*MATERIAL PROVIDED*
========

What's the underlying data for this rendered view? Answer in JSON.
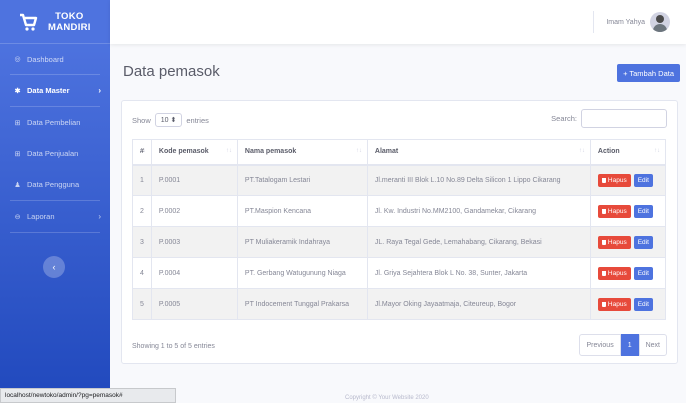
{
  "brand": {
    "line1": "TOKO",
    "line2": "MANDIRI"
  },
  "sidebar": {
    "items": [
      {
        "icon": "◎",
        "label": "Dashboard"
      },
      {
        "icon": "✱",
        "label": "Data Master"
      },
      {
        "icon": "⊞",
        "label": "Data Pembelian"
      },
      {
        "icon": "⊞",
        "label": "Data Penjualan"
      },
      {
        "icon": "♟",
        "label": "Data Pengguna"
      },
      {
        "icon": "⊖",
        "label": "Laporan"
      }
    ],
    "caret": "›",
    "toggle": "‹"
  },
  "topbar": {
    "user_name": "Imam Yahya"
  },
  "page": {
    "title": "Data pemasok",
    "add_button": "+ Tambah Data"
  },
  "table": {
    "show_label": "Show",
    "entries_value": "10",
    "entries_label": "entries",
    "search_label": "Search:",
    "headers": [
      "#",
      "Kode pemasok",
      "Nama pemasok",
      "Alamat",
      "Action"
    ],
    "rows": [
      {
        "no": "1",
        "kode": "P.0001",
        "nama": "PT.Tatalogam Lestari",
        "alamat": "Jl.meranti III Blok L.10 No.89 Delta Silicon 1 Lippo Cikarang"
      },
      {
        "no": "2",
        "kode": "P.0002",
        "nama": "PT.Maspion Kencana",
        "alamat": "Jl. Kw. Industri No.MM2100, Gandamekar, Cikarang"
      },
      {
        "no": "3",
        "kode": "P.0003",
        "nama": "PT Muliakeramik Indahraya",
        "alamat": "JL. Raya Tegal Gede, Lemahabang, Cikarang, Bekasi"
      },
      {
        "no": "4",
        "kode": "P.0004",
        "nama": "PT. Gerbang Watugunung Niaga",
        "alamat": "Jl. Griya Sejahtera Blok L No. 38, Sunter, Jakarta"
      },
      {
        "no": "5",
        "kode": "P.0005",
        "nama": "PT Indocement Tunggal Prakarsa",
        "alamat": "Jl.Mayor Oking Jayaatmaja, Citeureup, Bogor"
      }
    ],
    "delete_label": "Hapus",
    "edit_label": "Edit",
    "info": "Showing 1 to 5 of 5 entries",
    "pagination": {
      "previous": "Previous",
      "current": "1",
      "next": "Next"
    }
  },
  "statusbar": {
    "url": "localhost/newtoko/admin/?pg=pemasok#"
  },
  "footer": {
    "text": "Copyright © Your Website 2020"
  },
  "colors": {
    "primary": "#4e73df",
    "danger": "#e74a3b"
  }
}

========

*WHAT IS BEING ASKED*
Print the whole listing above once more, word for word, without its pictures.

*RESPONSE TO THE TASK*
What's the underlying data for this rendered view? Answer in JSON.
{
  "brand": {
    "line1": "TOKO",
    "line2": "MANDIRI"
  },
  "sidebar": {
    "items": [
      {
        "icon": "◎",
        "label": "Dashboard"
      },
      {
        "icon": "✱",
        "label": "Data Master"
      },
      {
        "icon": "⊞",
        "label": "Data Pembelian"
      },
      {
        "icon": "⊞",
        "label": "Data Penjualan"
      },
      {
        "icon": "♟",
        "label": "Data Pengguna"
      },
      {
        "icon": "⊖",
        "label": "Laporan"
      }
    ],
    "caret": "›",
    "toggle": "‹"
  },
  "topbar": {
    "user_name": "Imam Yahya"
  },
  "page": {
    "title": "Data pemasok",
    "add_button": "+ Tambah Data"
  },
  "table": {
    "show_label": "Show",
    "entries_value": "10",
    "entries_label": "entries",
    "search_label": "Search:",
    "headers": [
      "#",
      "Kode pemasok",
      "Nama pemasok",
      "Alamat",
      "Action"
    ],
    "rows": [
      {
        "no": "1",
        "kode": "P.0001",
        "nama": "PT.Tatalogam Lestari",
        "alamat": "Jl.meranti III Blok L.10 No.89 Delta Silicon 1 Lippo Cikarang"
      },
      {
        "no": "2",
        "kode": "P.0002",
        "nama": "PT.Maspion Kencana",
        "alamat": "Jl. Kw. Industri No.MM2100, Gandamekar, Cikarang"
      },
      {
        "no": "3",
        "kode": "P.0003",
        "nama": "PT Muliakeramik Indahraya",
        "alamat": "JL. Raya Tegal Gede, Lemahabang, Cikarang, Bekasi"
      },
      {
        "no": "4",
        "kode": "P.0004",
        "nama": "PT. Gerbang Watugunung Niaga",
        "alamat": "Jl. Griya Sejahtera Blok L No. 38, Sunter, Jakarta"
      },
      {
        "no": "5",
        "kode": "P.0005",
        "nama": "PT Indocement Tunggal Prakarsa",
        "alamat": "Jl.Mayor Oking Jayaatmaja, Citeureup, Bogor"
      }
    ],
    "delete_label": "Hapus",
    "edit_label": "Edit",
    "info": "Showing 1 to 5 of 5 entries",
    "pagination": {
      "previous": "Previous",
      "current": "1",
      "next": "Next"
    }
  },
  "statusbar": {
    "url": "localhost/newtoko/admin/?pg=pemasok#"
  },
  "footer": {
    "text": "Copyright © Your Website 2020"
  },
  "colors": {
    "primary": "#4e73df",
    "danger": "#e74a3b"
  }
}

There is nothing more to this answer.